Your instructions:
From the listing below, extract every line in which the word "Hauptabtheilung" appears.

[Recorded data]

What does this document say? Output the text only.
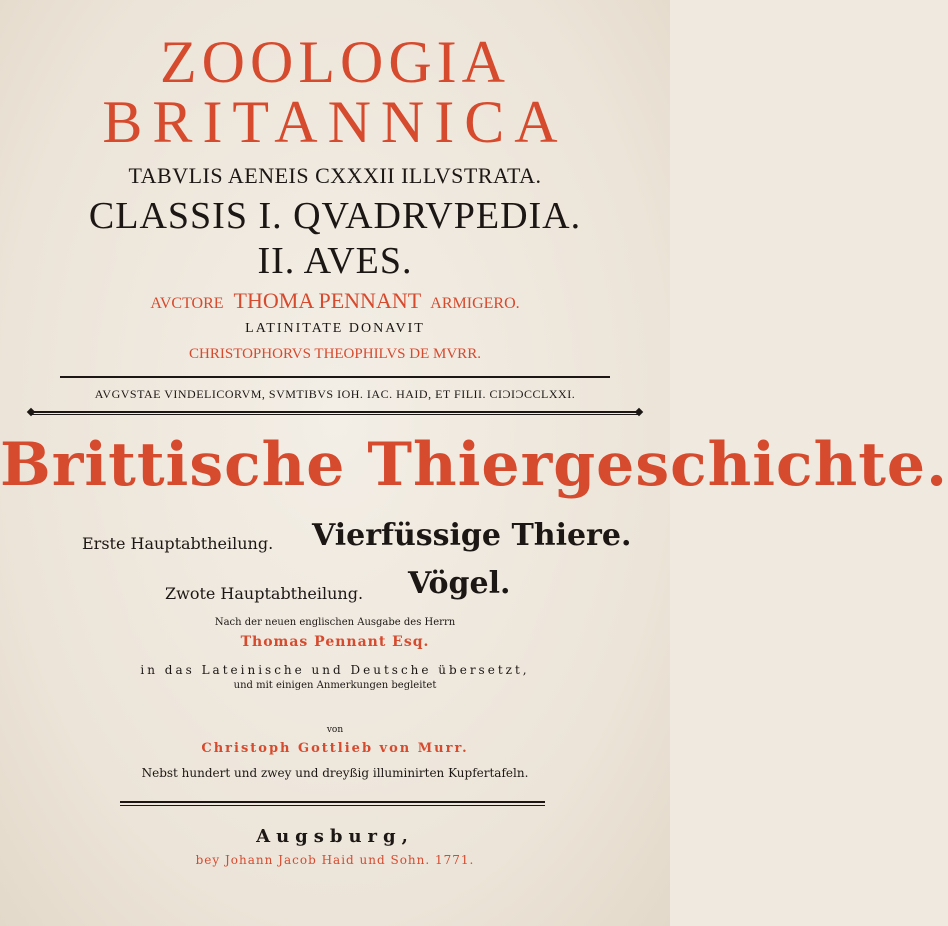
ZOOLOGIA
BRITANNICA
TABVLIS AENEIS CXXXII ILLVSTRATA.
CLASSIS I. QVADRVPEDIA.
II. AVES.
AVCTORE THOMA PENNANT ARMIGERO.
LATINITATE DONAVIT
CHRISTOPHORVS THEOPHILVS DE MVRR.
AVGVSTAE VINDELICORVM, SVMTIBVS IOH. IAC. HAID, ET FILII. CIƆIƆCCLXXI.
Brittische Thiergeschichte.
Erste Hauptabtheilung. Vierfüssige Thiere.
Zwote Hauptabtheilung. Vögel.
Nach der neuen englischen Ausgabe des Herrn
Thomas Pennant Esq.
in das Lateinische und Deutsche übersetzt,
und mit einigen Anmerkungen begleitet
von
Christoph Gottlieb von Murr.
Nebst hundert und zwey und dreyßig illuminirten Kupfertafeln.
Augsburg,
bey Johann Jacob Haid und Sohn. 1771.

Reply to the task:
Erste Hauptabtheilung. Vierfüssige Thiere.
Zwote Hauptabtheilung. Vögel.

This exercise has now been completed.